** START OF Data supplied **

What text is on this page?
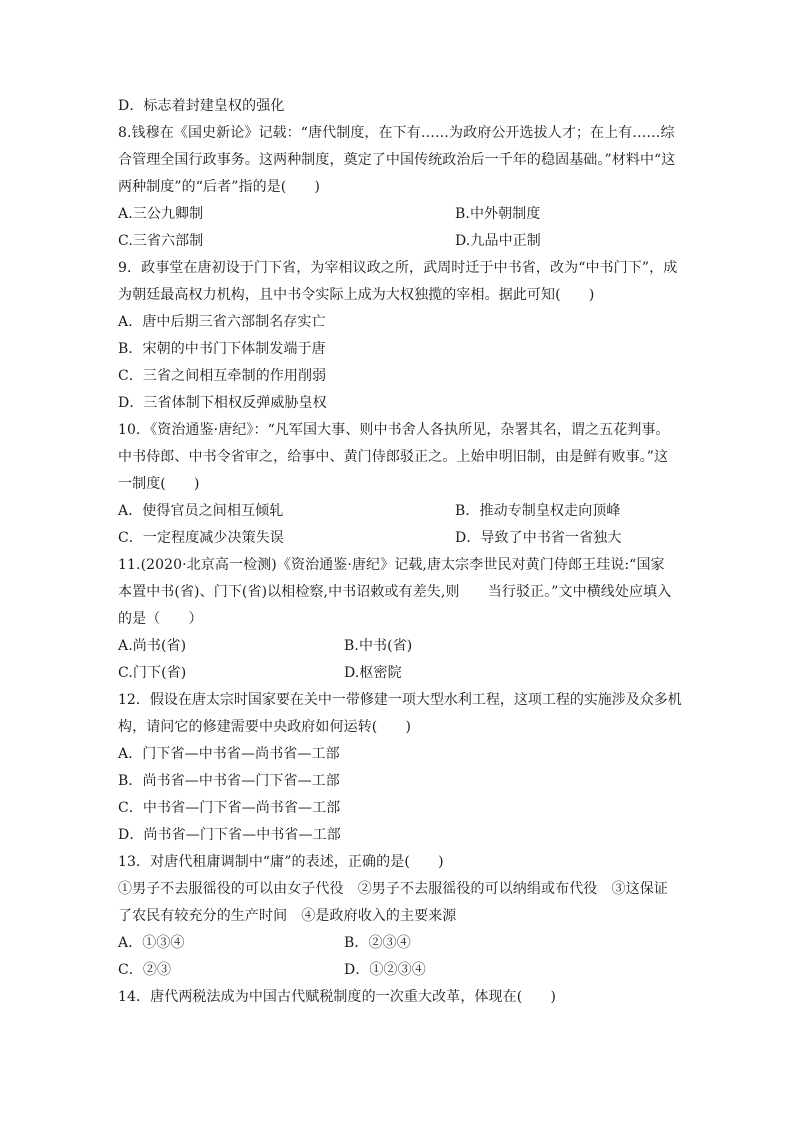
D．标志着封建皇权的强化
8.钱穆在《国史新论》记载：“唐代制度，在下有……为政府公开选拔人才；在上有……综
合管理全国行政事务。这两种制度，奠定了中国传统政治后一千年的稳固基础。”材料中“这
两种制度”的“后者”指的是(　　)
A.三公九卿制	B.中外朝制度
C.三省六部制	D.九品中正制
9．政事堂在唐初设于门下省，为宰相议政之所，武周时迁于中书省，改为“中书门下”，成
为朝廷最高权力机构，且中书令实际上成为大权独揽的宰相。据此可知(　　)
A．唐中后期三省六部制名存实亡
B．宋朝的中书门下体制发端于唐
C．三省之间相互牵制的作用削弱
D．三省体制下相权反弹威胁皇权
10．《资治通鉴·唐纪》：“凡军国大事、则中书舍人各执所见，杂署其名，谓之五花判事。
中书侍郎、中书令省审之，给事中、黄门侍郎驳正之。上始申明旧制，由是鲜有败事。”这
一制度(　　)
A．使得官员之间相互倾轧	B．推动专制皇权走向顶峰
C．一定程度减少决策失误	D．导致了中书省一省独大
11.(2020·北京高一检测)《资治通鉴·唐纪》记载,唐太宗李世民对黄门侍郎王珪说:“国家
本置中书(省)、门下(省)以相检察,中书诏敕或有差失,则　　当行驳正。”文中横线处应填入
的是（　　）
A.尚书(省)	B.中书(省)
C.门下(省)	D.枢密院
12．假设在唐太宗时国家要在关中一带修建一项大型水利工程，这项工程的实施涉及众多机
构，请问它的修建需要中央政府如何运转(　　)
A．门下省—中书省—尚书省—工部
B．尚书省—中书省—门下省—工部
C．中书省—门下省—尚书省—工部
D．尚书省—门下省—中书省—工部
13．对唐代租庸调制中“庸”的表述，正确的是(　　)
①男子不去服徭役的可以由女子代役　②男子不去服徭役的可以纳绢或布代役　③这保证
了农民有较充分的生产时间　④是政府收入的主要来源
A．①③④	B．②③④
C．②③	D．①②③④
14．唐代两税法成为中国古代赋税制度的一次重大改革，体现在(　　)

** END OF Data supplied **

### What is asked
Restate the records above in full, word for word. Keep pictures out.

### Exercise output
What text is on this page?
D．标志着封建皇权的强化
8.钱穆在《国史新论》记载：“唐代制度，在下有……为政府公开选拔人才；在上有……综
合管理全国行政事务。这两种制度，奠定了中国传统政治后一千年的稳固基础。”材料中“这
两种制度”的“后者”指的是(　　)
A.三公九卿制	B.中外朝制度
C.三省六部制	D.九品中正制
9．政事堂在唐初设于门下省，为宰相议政之所，武周时迁于中书省，改为“中书门下”，成
为朝廷最高权力机构，且中书令实际上成为大权独揽的宰相。据此可知(　　)
A．唐中后期三省六部制名存实亡
B．宋朝的中书门下体制发端于唐
C．三省之间相互牵制的作用削弱
D．三省体制下相权反弹威胁皇权
10．《资治通鉴·唐纪》：“凡军国大事、则中书舍人各执所见，杂署其名，谓之五花判事。
中书侍郎、中书令省审之，给事中、黄门侍郎驳正之。上始申明旧制，由是鲜有败事。”这
一制度(　　)
A．使得官员之间相互倾轧	B．推动专制皇权走向顶峰
C．一定程度减少决策失误	D．导致了中书省一省独大
11.(2020·北京高一检测)《资治通鉴·唐纪》记载,唐太宗李世民对黄门侍郎王珪说:“国家
本置中书(省)、门下(省)以相检察,中书诏敕或有差失,则　　当行驳正。”文中横线处应填入
的是（　　）
A.尚书(省)	B.中书(省)
C.门下(省)	D.枢密院
12．假设在唐太宗时国家要在关中一带修建一项大型水利工程，这项工程的实施涉及众多机
构，请问它的修建需要中央政府如何运转(　　)
A．门下省—中书省—尚书省—工部
B．尚书省—中书省—门下省—工部
C．中书省—门下省—尚书省—工部
D．尚书省—门下省—中书省—工部
13．对唐代租庸调制中“庸”的表述，正确的是(　　)
①男子不去服徭役的可以由女子代役　②男子不去服徭役的可以纳绢或布代役　③这保证
了农民有较充分的生产时间　④是政府收入的主要来源
A．①③④	B．②③④
C．②③	D．①②③④
14．唐代两税法成为中国古代赋税制度的一次重大改革，体现在(　　)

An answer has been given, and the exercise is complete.